■ GIVEN INSTRUCTION
For the copy, please give all of the data again exactly and leave the pictures out.

====== DATA EXCERPTS ======

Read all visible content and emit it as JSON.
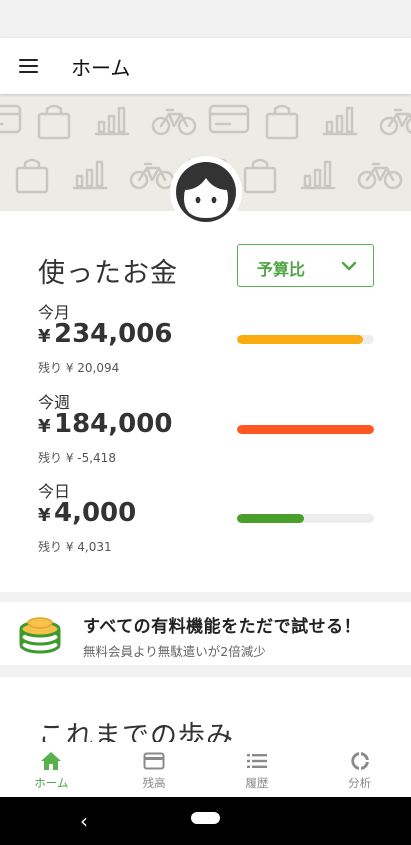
{
  "colors": {
    "accent": "#59b14e",
    "month_bar": "#fbab12",
    "week_bar": "#ff5722",
    "day_bar": "#4a9f2c",
    "track": "#ededed"
  },
  "appbar": {
    "title": "ホーム",
    "menu_icon": "hamburger-menu-icon"
  },
  "banner": {
    "icons": [
      "wallet-icon",
      "shopping-bag-icon",
      "bar-chart-icon",
      "bicycle-icon"
    ]
  },
  "avatar": {
    "icon": "avatar-face-icon"
  },
  "spending": {
    "title": "使ったお金",
    "budget_select": {
      "label": "予算比",
      "icon": "chevron-down-icon"
    },
    "periods": [
      {
        "name": "今月",
        "currency": "¥",
        "amount": "234,006",
        "remaining": "残り ¥ 20,094",
        "progress": 0.92
      },
      {
        "name": "今週",
        "currency": "¥",
        "amount": "184,000",
        "remaining": "残り ¥ -5,418",
        "progress": 1.0
      },
      {
        "name": "今日",
        "currency": "¥",
        "amount": "4,000",
        "remaining": "残り ¥ 4,031",
        "progress": 0.49
      }
    ]
  },
  "promo": {
    "title": "すべての有料機能をただで試せる！",
    "subtitle": "無料会員より無駄遣いが2倍減少",
    "icon": "coin-stack-icon"
  },
  "history": {
    "title": "これまでの歩み"
  },
  "bottom_nav": {
    "items": [
      {
        "label": "ホーム",
        "icon": "home-icon",
        "active": true
      },
      {
        "label": "残高",
        "icon": "credit-card-icon",
        "active": false
      },
      {
        "label": "履歴",
        "icon": "list-icon",
        "active": false
      },
      {
        "label": "分析",
        "icon": "donut-chart-icon",
        "active": false
      }
    ]
  },
  "system_nav": {
    "back_icon": "back-chevron-icon",
    "home_icon": "home-pill-icon"
  }
}
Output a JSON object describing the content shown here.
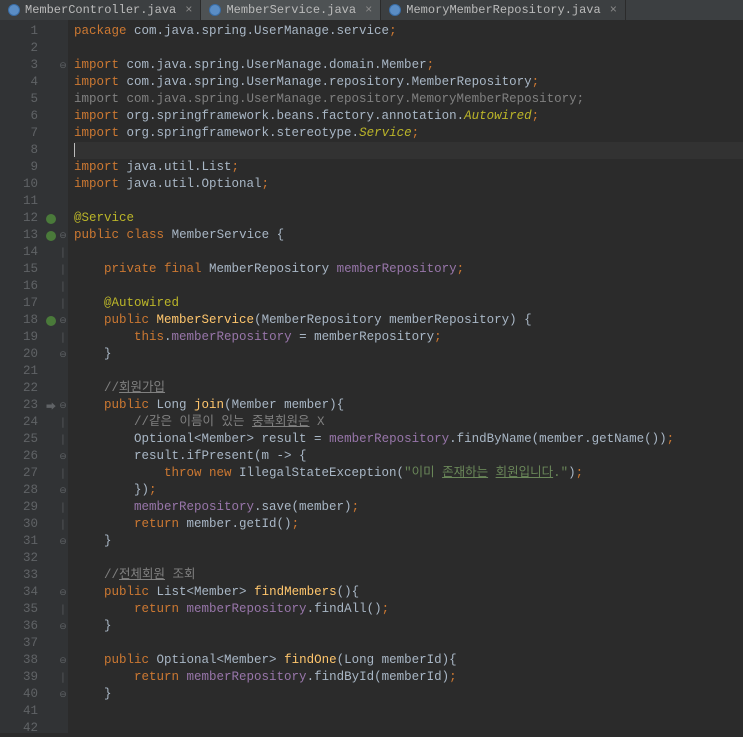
{
  "tabs": [
    {
      "name": "MemberController.java",
      "active": false
    },
    {
      "name": "MemberService.java",
      "active": true
    },
    {
      "name": "MemoryMemberRepository.java",
      "active": false
    }
  ],
  "lines": {
    "count": 42,
    "marks": {
      "12": "leaf",
      "13": "leaf",
      "18": "leaf",
      "23": "arr"
    }
  },
  "code": {
    "l1": {
      "kw": "package",
      "pkg": " com.java.spring.UserManage.service",
      "end": ";"
    },
    "l3": {
      "kw": "import",
      "pkg": " com.java.spring.UserManage.domain.Member",
      "end": ";"
    },
    "l4": {
      "kw": "import",
      "pkg": " com.java.spring.UserManage.repository.MemberRepository",
      "end": ";"
    },
    "l5": "import com.java.spring.UserManage.repository.MemoryMemberRepository;",
    "l6": {
      "kw": "import",
      "pkg": " org.springframework.beans.factory.annotation.",
      "ann": "Autowired",
      "end": ";"
    },
    "l7": {
      "kw": "import",
      "pkg": " org.springframework.stereotype.",
      "ann": "Service",
      "end": ";"
    },
    "l9": {
      "kw": "import",
      "pkg": " java.util.List",
      "end": ";"
    },
    "l10": {
      "kw": "import",
      "pkg": " java.util.Optional",
      "end": ";"
    },
    "l12": "@Service",
    "l13a": "public",
    "l13b": "class",
    "l13c": "MemberService",
    "l13d": "{",
    "l15a": "private final ",
    "l15b": "MemberRepository ",
    "l15c": "memberRepository",
    "l15d": ";",
    "l17": "@Autowired",
    "l18a": "public ",
    "l18b": "MemberService",
    "l18c": "(MemberRepository memberRepository) {",
    "l19a": "this",
    "l19b": ".",
    "l19c": "memberRepository",
    "l19d": " = memberRepository",
    "l19e": ";",
    "l20": "}",
    "l22a": "//",
    "l22b": "회원가입",
    "l23a": "public ",
    "l23b": "Long ",
    "l23c": "join",
    "l23d": "(Member member){",
    "l24a": "//같은 이름이 있는 ",
    "l24b": "중복회원은",
    "l24c": " X",
    "l25a": "Optional<Member> result = ",
    "l25b": "memberRepository",
    "l25c": ".findByName(member.getName())",
    "l25d": ";",
    "l26a": "result.ifPresent(m -> {",
    "l27a": "throw new ",
    "l27b": "IllegalStateException(",
    "l27c": "\"이미 ",
    "l27d": "존재하는",
    "l27e": " ",
    "l27f": "회원입니다",
    "l27g": ".\"",
    "l27h": ")",
    "l27i": ";",
    "l28a": "})",
    "l28b": ";",
    "l29a": "memberRepository",
    "l29b": ".save(member)",
    "l29c": ";",
    "l30a": "return ",
    "l30b": "member.getId()",
    "l30c": ";",
    "l31": "}",
    "l33a": "//",
    "l33b": "전체회원",
    "l33c": " 조회",
    "l34a": "public ",
    "l34b": "List<Member> ",
    "l34c": "findMembers",
    "l34d": "(){",
    "l35a": "return ",
    "l35b": "memberRepository",
    "l35c": ".findAll()",
    "l35d": ";",
    "l36": "}",
    "l38a": "public ",
    "l38b": "Optional<Member> ",
    "l38c": "findOne",
    "l38d": "(Long memberId){",
    "l39a": "return ",
    "l39b": "memberRepository",
    "l39c": ".findById(memberId)",
    "l39d": ";",
    "l40": "}"
  }
}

======

■ TASK ANSWER
Read all visible content and emit it as JSON.
{
  "colors": {
    "accent": "#59b14e",
    "month_bar": "#fbab12",
    "week_bar": "#ff5722",
    "day_bar": "#4a9f2c",
    "track": "#ededed"
  },
  "appbar": {
    "title": "ホーム",
    "menu_icon": "hamburger-menu-icon"
  },
  "banner": {
    "icons": [
      "wallet-icon",
      "shopping-bag-icon",
      "bar-chart-icon",
      "bicycle-icon"
    ]
  },
  "avatar": {
    "icon": "avatar-face-icon"
  },
  "spending": {
    "title": "使ったお金",
    "budget_select": {
      "label": "予算比",
      "icon": "chevron-down-icon"
    },
    "periods": [
      {
        "name": "今月",
        "currency": "¥",
        "amount": "234,006",
        "remaining": "残り ¥ 20,094",
        "progress": 0.92
      },
      {
        "name": "今週",
        "currency": "¥",
        "amount": "184,000",
        "remaining": "残り ¥ -5,418",
        "progress": 1.0
      },
      {
        "name": "今日",
        "currency": "¥",
        "amount": "4,000",
        "remaining": "残り ¥ 4,031",
        "progress": 0.49
      }
    ]
  },
  "promo": {
    "title": "すべての有料機能をただで試せる！",
    "subtitle": "無料会員より無駄遣いが2倍減少",
    "icon": "coin-stack-icon"
  },
  "history": {
    "title": "これまでの歩み"
  },
  "bottom_nav": {
    "items": [
      {
        "label": "ホーム",
        "icon": "home-icon",
        "active": true
      },
      {
        "label": "残高",
        "icon": "credit-card-icon",
        "active": false
      },
      {
        "label": "履歴",
        "icon": "list-icon",
        "active": false
      },
      {
        "label": "分析",
        "icon": "donut-chart-icon",
        "active": false
      }
    ]
  },
  "system_nav": {
    "back_icon": "back-chevron-icon",
    "home_icon": "home-pill-icon"
  }
}
Output a JSON object describing the content shown here.
{
  "tabs": [
    {
      "name": "MemberController.java",
      "active": false
    },
    {
      "name": "MemberService.java",
      "active": true
    },
    {
      "name": "MemoryMemberRepository.java",
      "active": false
    }
  ],
  "lines": {
    "count": 42,
    "marks": {
      "12": "leaf",
      "13": "leaf",
      "18": "leaf",
      "23": "arr"
    }
  },
  "code": {
    "l1": {
      "kw": "package",
      "pkg": " com.java.spring.UserManage.service",
      "end": ";"
    },
    "l3": {
      "kw": "import",
      "pkg": " com.java.spring.UserManage.domain.Member",
      "end": ";"
    },
    "l4": {
      "kw": "import",
      "pkg": " com.java.spring.UserManage.repository.MemberRepository",
      "end": ";"
    },
    "l5": "import com.java.spring.UserManage.repository.MemoryMemberRepository;",
    "l6": {
      "kw": "import",
      "pkg": " org.springframework.beans.factory.annotation.",
      "ann": "Autowired",
      "end": ";"
    },
    "l7": {
      "kw": "import",
      "pkg": " org.springframework.stereotype.",
      "ann": "Service",
      "end": ";"
    },
    "l9": {
      "kw": "import",
      "pkg": " java.util.List",
      "end": ";"
    },
    "l10": {
      "kw": "import",
      "pkg": " java.util.Optional",
      "end": ";"
    },
    "l12": "@Service",
    "l13a": "public",
    "l13b": "class",
    "l13c": "MemberService",
    "l13d": "{",
    "l15a": "private final ",
    "l15b": "MemberRepository ",
    "l15c": "memberRepository",
    "l15d": ";",
    "l17": "@Autowired",
    "l18a": "public ",
    "l18b": "MemberService",
    "l18c": "(MemberRepository memberRepository) {",
    "l19a": "this",
    "l19b": ".",
    "l19c": "memberRepository",
    "l19d": " = memberRepository",
    "l19e": ";",
    "l20": "}",
    "l22a": "//",
    "l22b": "회원가입",
    "l23a": "public ",
    "l23b": "Long ",
    "l23c": "join",
    "l23d": "(Member member){",
    "l24a": "//같은 이름이 있는 ",
    "l24b": "중복회원은",
    "l24c": " X",
    "l25a": "Optional<Member> result = ",
    "l25b": "memberRepository",
    "l25c": ".findByName(member.getName())",
    "l25d": ";",
    "l26a": "result.ifPresent(m -> {",
    "l27a": "throw new ",
    "l27b": "IllegalStateException(",
    "l27c": "\"이미 ",
    "l27d": "존재하는",
    "l27e": " ",
    "l27f": "회원입니다",
    "l27g": ".\"",
    "l27h": ")",
    "l27i": ";",
    "l28a": "})",
    "l28b": ";",
    "l29a": "memberRepository",
    "l29b": ".save(member)",
    "l29c": ";",
    "l30a": "return ",
    "l30b": "member.getId()",
    "l30c": ";",
    "l31": "}",
    "l33a": "//",
    "l33b": "전체회원",
    "l33c": " 조회",
    "l34a": "public ",
    "l34b": "List<Member> ",
    "l34c": "findMembers",
    "l34d": "(){",
    "l35a": "return ",
    "l35b": "memberRepository",
    "l35c": ".findAll()",
    "l35d": ";",
    "l36": "}",
    "l38a": "public ",
    "l38b": "Optional<Member> ",
    "l38c": "findOne",
    "l38d": "(Long memberId){",
    "l39a": "return ",
    "l39b": "memberRepository",
    "l39c": ".findById(memberId)",
    "l39d": ";",
    "l40": "}"
  }
}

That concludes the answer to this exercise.